## WHAT IS EXPECTED
In the material below, find every line with "Объекта" and pull it out.

######

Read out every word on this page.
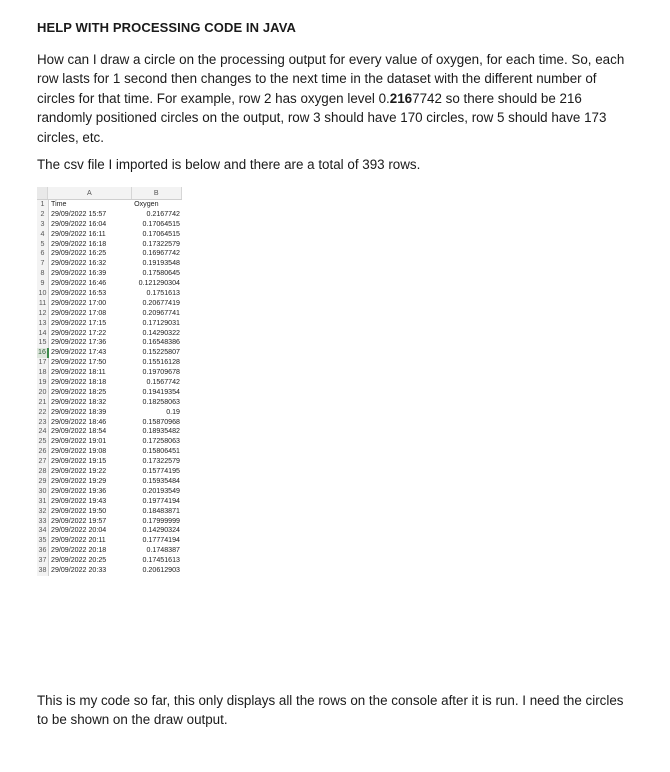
HELP WITH PROCESSING CODE IN JAVA
How can I draw a circle on the processing output for every value of oxygen, for each time. So, each row lasts for 1 second then changes to the next time in the dataset with the different number of circles for that time. For example, row 2 has oxygen level 0.2167742 so there should be 216 randomly positioned circles on the output, row 3 should have 170 circles, row 5 should have 173 circles, etc.
The csv file I imported is below and there are a total of 393 rows.
A	B
1 Time	Oxygen
2 29/09/2022 15:57	0.2167742
3 29/09/2022 16:04	0.17064515
4 29/09/2022 16:11	0.17064515
5 29/09/2022 16:18	0.17322579
6 29/09/2022 16:25	0.16967742
7 29/09/2022 16:32	0.19193548
8 29/09/2022 16:39	0.17580645
9 29/09/2022 16:46	0.121290304
10 29/09/2022 16:53	0.1751613
11 29/09/2022 17:00	0.20677419
12 29/09/2022 17:08	0.20967741
13 29/09/2022 17:15	0.17129031
14 29/09/2022 17:22	0.14290322
15 29/09/2022 17:36	0.16548386
16 29/09/2022 17:43	0.15225807
17 29/09/2022 17:50	0.15516128
18 29/09/2022 18:11	0.19709678
19 29/09/2022 18:18	0.1567742
20 29/09/2022 18:25	0.19419354
21 29/09/2022 18:32	0.18258063
22 29/09/2022 18:39	0.19
23 29/09/2022 18:46	0.15870968
24 29/09/2022 18:54	0.18935482
25 29/09/2022 19:01	0.17258063
26 29/09/2022 19:08	0.15806451
27 29/09/2022 19:15	0.17322579
28 29/09/2022 19:22	0.15774195
29 29/09/2022 19:29	0.15935484
30 29/09/2022 19:36	0.20193549
31 29/09/2022 19:43	0.19774194
32 29/09/2022 19:50	0.18483871
33 29/09/2022 19:57	0.17999999
34 29/09/2022 20:04	0.14290324
35 29/09/2022 20:11	0.17774194
36 29/09/2022 20:18	0.1748387
37 29/09/2022 20:25	0.17451613
38 29/09/2022 20:33	0.20612903
This is my code so far, this only displays all the rows on the console after it is run. I need the circles to be shown on the draw output.
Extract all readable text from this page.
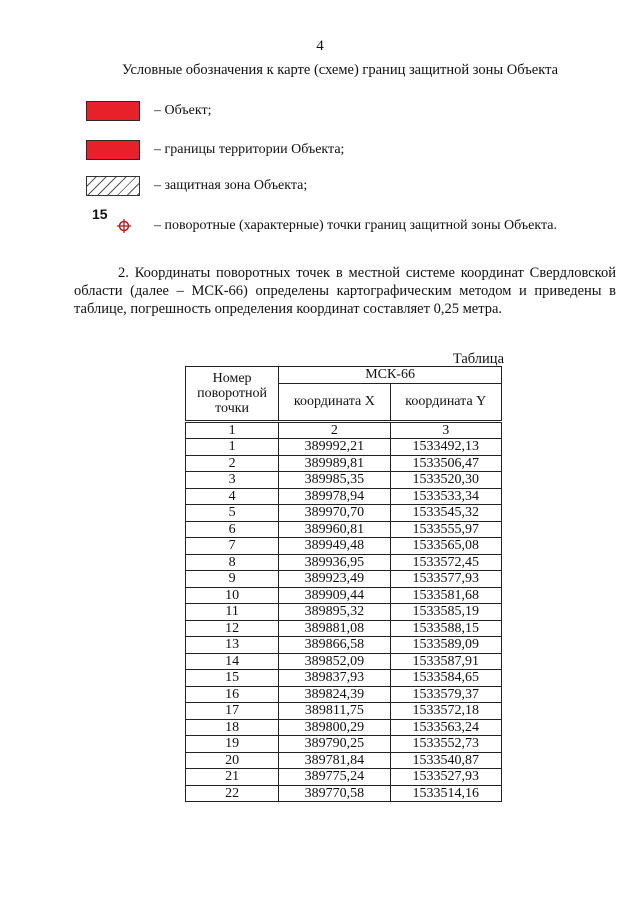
4
Условные обозначения к карте (схеме) границ защитной зоны Объекта
– Объект;
– границы территории Объекта;
– защитная зона Объекта;
15
– поворотные (характерные) точки границ защитной зоны Объекта.
2. Координаты поворотных точек в местной системе координат Свердловской области (далее – МСК-66) определены картографическим методом и приведены в таблице, погрешность определения координат составляет 0,25 метра.
Таблица
Номер поворотной точки	МСК-66	
	координата X	координата Y
1	2	3
1	389992,21	1533492,13
2	389989,81	1533506,47
3	389985,35	1533520,30
4	389978,94	1533533,34
5	389970,70	1533545,32
6	389960,81	1533555,97
7	389949,48	1533565,08
8	389936,95	1533572,45
9	389923,49	1533577,93
10	389909,44	1533581,68
11	389895,32	1533585,19
12	389881,08	1533588,15
13	389866,58	1533589,09
14	389852,09	1533587,91
15	389837,93	1533584,65
16	389824,39	1533579,37
17	389811,75	1533572,18
18	389800,29	1533563,24
19	389790,25	1533552,73
20	389781,84	1533540,87
21	389775,24	1533527,93
22	389770,58	1533514,16
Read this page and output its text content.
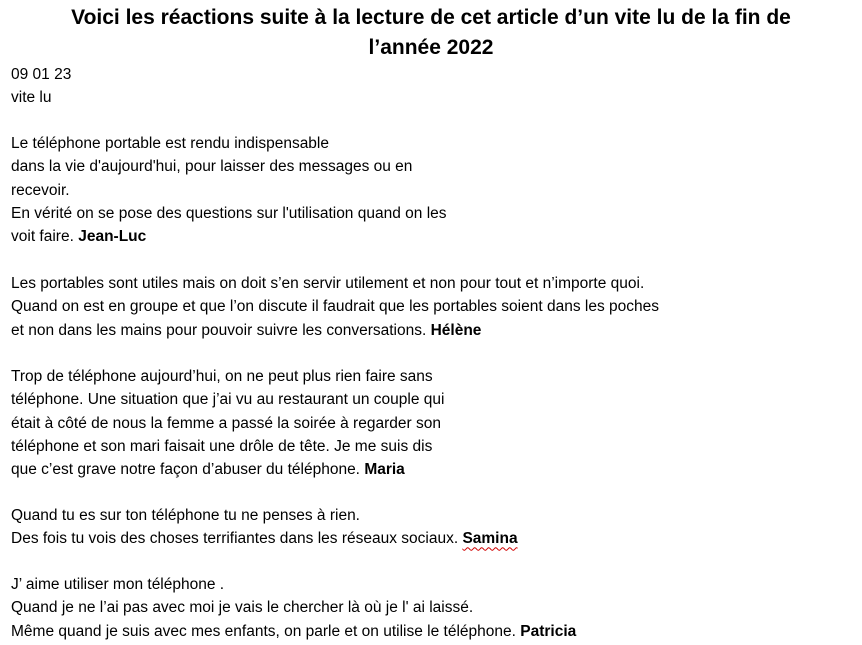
Voici les réactions suite à la lecture de cet article d’un vite lu de la fin de
l’année 2022

09 01 23

vite lu

Le téléphone portable est rendu indispensable
dans la vie d'aujourd'hui, pour laisser des messages ou en
recevoir.
En vérité on se pose des questions sur l'utilisation quand on les
voit faire. Jean-Luc
Les portables sont utiles mais on doit s’en servir utilement et non pour tout et n’importe quoi.
Quand on est en groupe et que l’on discute il faudrait que les portables soient dans les poches
et non dans les mains pour pouvoir suivre les conversations. Hélène
Trop de téléphone aujourd’hui, on ne peut plus rien faire sans
téléphone. Une situation que j’ai vu au restaurant un couple qui
était à côté de nous la femme a passé la soirée à regarder son
téléphone et son mari faisait une drôle de tête. Je me suis dis
que c’est grave notre façon d’abuser du téléphone. Maria
Quand tu es sur ton téléphone tu ne penses à rien.
Des fois tu vois des choses terrifiantes dans les réseaux sociaux. Samina
J’ aime utiliser mon téléphone .
Quand je ne l’ai pas avec moi je vais le chercher là où je l' ai laissé.
Même quand je suis avec mes enfants, on parle et on utilise le téléphone. Patricia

######

## EXERCISE RESULT
Условные обозначения к карте (схеме) границ защитной зоны Объекта
– границы территории Объекта;
– защитная зона Объекта;
– поворотные (характерные) точки границ защитной зоны Объекта.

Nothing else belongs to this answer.